- [What you should do] Pick out all lines with the word "Margin" from the records that follow.

- [Data items]
=-=-=-=-=

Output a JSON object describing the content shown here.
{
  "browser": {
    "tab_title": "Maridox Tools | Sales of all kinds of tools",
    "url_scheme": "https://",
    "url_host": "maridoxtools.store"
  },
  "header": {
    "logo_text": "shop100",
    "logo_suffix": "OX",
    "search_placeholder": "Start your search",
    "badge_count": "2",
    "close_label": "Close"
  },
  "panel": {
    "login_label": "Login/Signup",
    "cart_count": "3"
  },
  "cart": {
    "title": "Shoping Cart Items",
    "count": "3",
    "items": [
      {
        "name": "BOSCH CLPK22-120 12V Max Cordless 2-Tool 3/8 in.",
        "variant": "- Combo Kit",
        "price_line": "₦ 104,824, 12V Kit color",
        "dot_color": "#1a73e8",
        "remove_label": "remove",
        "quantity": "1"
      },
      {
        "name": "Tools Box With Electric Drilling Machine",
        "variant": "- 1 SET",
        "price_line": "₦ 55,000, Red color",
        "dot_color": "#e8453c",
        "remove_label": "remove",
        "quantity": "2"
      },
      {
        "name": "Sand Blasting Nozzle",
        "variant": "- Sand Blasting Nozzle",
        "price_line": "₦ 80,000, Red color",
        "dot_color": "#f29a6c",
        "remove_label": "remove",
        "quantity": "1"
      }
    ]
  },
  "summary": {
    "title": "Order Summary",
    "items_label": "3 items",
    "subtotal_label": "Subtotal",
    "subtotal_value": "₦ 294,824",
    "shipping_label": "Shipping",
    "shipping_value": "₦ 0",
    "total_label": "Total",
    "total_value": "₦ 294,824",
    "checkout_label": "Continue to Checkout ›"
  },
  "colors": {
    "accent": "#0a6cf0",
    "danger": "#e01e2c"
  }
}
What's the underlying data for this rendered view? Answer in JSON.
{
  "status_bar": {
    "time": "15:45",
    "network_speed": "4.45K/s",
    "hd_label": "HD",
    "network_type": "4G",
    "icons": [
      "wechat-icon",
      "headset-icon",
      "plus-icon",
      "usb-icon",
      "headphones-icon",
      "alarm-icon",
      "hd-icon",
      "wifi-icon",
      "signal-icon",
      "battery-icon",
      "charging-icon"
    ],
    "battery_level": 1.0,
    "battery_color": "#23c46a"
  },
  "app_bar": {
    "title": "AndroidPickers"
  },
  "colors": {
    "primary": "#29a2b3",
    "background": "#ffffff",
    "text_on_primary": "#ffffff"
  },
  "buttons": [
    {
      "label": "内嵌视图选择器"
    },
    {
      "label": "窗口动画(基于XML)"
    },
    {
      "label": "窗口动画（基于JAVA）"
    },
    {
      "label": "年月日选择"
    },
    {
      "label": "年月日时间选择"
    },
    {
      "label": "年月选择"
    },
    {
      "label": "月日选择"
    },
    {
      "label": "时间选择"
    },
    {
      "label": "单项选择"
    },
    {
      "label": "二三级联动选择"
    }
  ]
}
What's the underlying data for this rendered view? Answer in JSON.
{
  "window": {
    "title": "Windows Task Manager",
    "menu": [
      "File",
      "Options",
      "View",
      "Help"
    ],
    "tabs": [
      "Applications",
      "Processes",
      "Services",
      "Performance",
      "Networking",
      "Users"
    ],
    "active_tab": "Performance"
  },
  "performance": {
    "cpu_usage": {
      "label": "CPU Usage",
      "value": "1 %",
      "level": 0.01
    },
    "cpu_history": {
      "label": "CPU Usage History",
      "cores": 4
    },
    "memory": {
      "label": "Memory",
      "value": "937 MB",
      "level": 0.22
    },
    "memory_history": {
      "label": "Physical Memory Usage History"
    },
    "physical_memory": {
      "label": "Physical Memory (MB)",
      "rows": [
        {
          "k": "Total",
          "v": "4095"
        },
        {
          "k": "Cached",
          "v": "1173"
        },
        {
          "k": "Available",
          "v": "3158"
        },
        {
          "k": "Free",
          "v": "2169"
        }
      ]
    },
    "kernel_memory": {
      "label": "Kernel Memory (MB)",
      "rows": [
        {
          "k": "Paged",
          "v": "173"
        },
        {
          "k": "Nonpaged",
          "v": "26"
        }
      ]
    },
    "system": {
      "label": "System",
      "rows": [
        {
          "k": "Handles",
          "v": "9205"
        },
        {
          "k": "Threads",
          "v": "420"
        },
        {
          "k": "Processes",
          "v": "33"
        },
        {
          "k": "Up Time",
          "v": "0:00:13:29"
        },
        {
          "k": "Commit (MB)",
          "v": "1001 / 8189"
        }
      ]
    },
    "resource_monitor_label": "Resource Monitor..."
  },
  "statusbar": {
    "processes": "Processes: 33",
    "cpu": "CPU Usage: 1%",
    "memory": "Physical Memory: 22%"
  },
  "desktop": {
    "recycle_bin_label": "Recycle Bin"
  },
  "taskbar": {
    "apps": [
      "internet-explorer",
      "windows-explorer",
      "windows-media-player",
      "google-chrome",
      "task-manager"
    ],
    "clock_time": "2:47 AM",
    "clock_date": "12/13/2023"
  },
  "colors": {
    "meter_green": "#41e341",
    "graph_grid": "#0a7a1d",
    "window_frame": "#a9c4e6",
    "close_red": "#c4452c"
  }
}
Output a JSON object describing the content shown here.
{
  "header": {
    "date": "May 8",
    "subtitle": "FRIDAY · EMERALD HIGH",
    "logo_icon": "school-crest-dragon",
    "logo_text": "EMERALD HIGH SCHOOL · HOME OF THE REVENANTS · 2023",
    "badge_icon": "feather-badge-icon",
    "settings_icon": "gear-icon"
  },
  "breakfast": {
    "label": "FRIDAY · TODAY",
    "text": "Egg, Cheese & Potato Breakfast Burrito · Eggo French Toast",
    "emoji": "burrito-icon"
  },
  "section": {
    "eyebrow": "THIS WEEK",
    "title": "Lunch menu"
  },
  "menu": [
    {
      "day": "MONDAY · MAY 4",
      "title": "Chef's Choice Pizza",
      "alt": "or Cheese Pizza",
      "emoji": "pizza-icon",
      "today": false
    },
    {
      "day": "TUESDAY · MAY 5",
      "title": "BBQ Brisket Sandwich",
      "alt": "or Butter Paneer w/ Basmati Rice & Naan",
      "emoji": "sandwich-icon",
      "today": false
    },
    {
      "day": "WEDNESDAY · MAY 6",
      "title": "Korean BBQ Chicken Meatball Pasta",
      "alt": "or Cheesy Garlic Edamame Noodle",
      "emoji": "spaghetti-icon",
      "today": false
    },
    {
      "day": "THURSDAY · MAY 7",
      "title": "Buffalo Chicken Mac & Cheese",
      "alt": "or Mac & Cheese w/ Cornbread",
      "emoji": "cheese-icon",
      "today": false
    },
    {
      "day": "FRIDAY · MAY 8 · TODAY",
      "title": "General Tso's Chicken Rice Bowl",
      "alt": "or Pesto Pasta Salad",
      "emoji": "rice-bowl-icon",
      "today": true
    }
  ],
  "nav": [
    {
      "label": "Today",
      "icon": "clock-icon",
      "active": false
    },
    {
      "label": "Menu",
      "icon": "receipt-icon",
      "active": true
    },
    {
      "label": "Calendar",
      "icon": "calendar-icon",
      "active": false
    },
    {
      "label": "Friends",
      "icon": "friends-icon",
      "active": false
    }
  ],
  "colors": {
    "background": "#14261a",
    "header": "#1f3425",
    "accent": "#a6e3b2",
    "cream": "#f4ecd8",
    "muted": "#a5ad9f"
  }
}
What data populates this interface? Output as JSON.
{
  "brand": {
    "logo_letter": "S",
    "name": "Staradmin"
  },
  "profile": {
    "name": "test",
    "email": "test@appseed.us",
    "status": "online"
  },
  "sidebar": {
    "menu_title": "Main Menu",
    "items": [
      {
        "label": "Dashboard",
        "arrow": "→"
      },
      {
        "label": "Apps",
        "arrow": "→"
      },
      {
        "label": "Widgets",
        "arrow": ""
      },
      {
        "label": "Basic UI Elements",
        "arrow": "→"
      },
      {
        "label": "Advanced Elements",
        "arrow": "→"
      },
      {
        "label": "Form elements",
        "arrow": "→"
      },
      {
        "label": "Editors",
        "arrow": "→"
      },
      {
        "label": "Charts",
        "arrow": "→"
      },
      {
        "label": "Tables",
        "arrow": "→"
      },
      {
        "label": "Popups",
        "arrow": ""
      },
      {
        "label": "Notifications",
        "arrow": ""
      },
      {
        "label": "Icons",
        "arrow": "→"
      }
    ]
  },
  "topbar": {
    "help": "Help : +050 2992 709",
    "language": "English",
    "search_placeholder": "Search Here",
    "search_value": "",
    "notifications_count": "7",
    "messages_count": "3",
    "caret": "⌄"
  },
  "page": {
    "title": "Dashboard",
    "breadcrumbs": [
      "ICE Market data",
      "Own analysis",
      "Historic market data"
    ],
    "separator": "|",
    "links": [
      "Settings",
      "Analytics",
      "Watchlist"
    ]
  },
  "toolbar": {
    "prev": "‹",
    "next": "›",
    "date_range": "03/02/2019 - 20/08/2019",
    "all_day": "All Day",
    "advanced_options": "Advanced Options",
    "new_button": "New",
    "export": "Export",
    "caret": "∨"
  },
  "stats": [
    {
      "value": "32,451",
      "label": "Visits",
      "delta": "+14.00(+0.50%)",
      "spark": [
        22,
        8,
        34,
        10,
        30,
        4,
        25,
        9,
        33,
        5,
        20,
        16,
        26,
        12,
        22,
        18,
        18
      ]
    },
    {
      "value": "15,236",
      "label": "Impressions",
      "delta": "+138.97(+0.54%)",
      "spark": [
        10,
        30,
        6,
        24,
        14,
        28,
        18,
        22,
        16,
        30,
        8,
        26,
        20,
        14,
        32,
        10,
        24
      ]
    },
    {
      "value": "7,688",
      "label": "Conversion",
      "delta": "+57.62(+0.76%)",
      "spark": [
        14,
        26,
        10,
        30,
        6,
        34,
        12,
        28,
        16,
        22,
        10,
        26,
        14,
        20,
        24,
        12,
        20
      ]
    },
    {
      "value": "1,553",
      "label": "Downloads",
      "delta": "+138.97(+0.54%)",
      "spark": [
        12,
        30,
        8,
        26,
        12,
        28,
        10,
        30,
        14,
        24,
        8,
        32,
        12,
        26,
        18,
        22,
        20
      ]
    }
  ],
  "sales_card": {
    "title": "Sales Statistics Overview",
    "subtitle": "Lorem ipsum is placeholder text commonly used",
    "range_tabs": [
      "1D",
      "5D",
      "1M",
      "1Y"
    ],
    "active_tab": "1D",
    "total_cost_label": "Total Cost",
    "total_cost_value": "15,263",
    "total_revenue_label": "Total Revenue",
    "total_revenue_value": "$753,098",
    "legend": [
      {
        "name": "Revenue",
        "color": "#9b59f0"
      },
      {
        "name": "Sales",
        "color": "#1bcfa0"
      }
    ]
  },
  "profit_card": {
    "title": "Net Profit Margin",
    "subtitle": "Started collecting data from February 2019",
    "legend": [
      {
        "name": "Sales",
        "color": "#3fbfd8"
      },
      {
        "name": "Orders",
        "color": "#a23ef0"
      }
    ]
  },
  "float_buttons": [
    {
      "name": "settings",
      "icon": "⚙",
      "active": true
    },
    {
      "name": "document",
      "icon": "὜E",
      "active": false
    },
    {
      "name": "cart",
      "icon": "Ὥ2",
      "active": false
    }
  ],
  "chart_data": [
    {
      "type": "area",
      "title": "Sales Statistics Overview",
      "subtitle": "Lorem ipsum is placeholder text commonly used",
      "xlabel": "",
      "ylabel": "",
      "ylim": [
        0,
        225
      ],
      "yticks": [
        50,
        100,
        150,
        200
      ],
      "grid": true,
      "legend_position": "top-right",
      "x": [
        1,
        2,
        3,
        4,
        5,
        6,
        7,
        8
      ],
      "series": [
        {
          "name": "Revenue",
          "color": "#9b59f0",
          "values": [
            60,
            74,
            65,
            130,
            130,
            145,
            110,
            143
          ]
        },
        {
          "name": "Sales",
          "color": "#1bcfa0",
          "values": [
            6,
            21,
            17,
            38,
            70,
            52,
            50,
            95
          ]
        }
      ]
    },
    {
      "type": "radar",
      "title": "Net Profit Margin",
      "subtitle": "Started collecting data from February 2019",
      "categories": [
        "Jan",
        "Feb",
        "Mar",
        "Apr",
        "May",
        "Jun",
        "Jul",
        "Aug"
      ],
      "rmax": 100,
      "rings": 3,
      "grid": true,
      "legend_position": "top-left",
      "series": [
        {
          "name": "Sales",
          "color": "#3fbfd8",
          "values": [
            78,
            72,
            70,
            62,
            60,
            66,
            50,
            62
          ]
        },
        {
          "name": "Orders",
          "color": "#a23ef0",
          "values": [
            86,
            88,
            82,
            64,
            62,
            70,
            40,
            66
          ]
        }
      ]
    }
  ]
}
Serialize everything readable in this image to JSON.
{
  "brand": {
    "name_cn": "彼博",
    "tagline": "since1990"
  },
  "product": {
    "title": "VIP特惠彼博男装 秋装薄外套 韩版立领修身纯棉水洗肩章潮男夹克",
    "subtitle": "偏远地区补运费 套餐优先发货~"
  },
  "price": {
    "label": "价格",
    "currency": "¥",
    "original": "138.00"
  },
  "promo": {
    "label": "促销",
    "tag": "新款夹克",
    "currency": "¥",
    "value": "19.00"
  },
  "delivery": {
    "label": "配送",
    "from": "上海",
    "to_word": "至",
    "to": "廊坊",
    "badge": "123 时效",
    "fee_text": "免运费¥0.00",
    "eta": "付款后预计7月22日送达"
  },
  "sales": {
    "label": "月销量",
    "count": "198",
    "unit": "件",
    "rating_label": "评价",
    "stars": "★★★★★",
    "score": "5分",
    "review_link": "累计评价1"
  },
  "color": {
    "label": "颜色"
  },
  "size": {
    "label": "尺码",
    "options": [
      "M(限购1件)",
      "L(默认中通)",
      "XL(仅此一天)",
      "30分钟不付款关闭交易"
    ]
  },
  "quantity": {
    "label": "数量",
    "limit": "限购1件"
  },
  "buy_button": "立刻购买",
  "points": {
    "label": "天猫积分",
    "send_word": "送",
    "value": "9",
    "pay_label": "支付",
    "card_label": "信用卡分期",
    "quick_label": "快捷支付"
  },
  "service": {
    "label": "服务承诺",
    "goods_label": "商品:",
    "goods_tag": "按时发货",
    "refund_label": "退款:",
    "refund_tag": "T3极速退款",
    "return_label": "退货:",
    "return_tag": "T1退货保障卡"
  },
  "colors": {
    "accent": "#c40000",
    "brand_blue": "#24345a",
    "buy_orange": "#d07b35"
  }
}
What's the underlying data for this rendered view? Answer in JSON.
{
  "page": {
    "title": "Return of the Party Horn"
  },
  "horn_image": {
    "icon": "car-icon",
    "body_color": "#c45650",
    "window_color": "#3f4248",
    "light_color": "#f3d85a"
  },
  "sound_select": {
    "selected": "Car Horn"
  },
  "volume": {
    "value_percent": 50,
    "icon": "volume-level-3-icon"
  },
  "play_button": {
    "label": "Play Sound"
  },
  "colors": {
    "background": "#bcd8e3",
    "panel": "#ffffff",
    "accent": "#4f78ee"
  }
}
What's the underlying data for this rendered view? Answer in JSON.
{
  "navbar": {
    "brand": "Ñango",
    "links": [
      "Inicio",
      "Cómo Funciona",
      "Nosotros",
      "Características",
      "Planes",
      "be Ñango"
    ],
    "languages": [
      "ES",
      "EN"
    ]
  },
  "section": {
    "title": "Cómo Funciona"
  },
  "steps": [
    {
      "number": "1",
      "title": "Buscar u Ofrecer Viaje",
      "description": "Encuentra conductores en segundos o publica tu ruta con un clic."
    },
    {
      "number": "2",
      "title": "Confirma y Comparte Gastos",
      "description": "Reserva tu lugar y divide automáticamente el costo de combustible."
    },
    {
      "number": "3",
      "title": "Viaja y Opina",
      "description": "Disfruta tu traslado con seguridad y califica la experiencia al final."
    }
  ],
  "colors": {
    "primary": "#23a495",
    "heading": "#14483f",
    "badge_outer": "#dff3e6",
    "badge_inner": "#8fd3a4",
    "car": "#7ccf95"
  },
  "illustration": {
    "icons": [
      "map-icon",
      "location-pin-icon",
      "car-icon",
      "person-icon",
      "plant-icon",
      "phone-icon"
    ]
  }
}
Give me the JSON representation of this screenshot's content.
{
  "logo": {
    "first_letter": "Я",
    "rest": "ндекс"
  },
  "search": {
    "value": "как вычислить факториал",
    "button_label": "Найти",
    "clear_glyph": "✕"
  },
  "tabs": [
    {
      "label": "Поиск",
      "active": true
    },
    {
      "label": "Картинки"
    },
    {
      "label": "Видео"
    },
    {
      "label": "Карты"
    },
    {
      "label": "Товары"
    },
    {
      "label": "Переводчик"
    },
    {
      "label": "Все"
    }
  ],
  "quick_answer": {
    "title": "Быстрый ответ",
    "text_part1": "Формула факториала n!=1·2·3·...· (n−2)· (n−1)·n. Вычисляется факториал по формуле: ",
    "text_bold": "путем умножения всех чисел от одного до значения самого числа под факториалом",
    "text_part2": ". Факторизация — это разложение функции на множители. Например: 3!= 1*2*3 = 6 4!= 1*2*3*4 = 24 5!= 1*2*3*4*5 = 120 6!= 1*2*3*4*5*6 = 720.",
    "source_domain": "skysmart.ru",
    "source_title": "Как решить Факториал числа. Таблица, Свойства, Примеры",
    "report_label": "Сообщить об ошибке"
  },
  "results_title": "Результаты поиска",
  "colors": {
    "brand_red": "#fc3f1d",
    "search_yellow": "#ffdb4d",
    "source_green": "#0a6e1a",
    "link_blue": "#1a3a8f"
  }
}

=-=-=-=-=

- [Result of the exercise]
    "title": "Net Profit Margin",
      "title": "Net Profit Margin",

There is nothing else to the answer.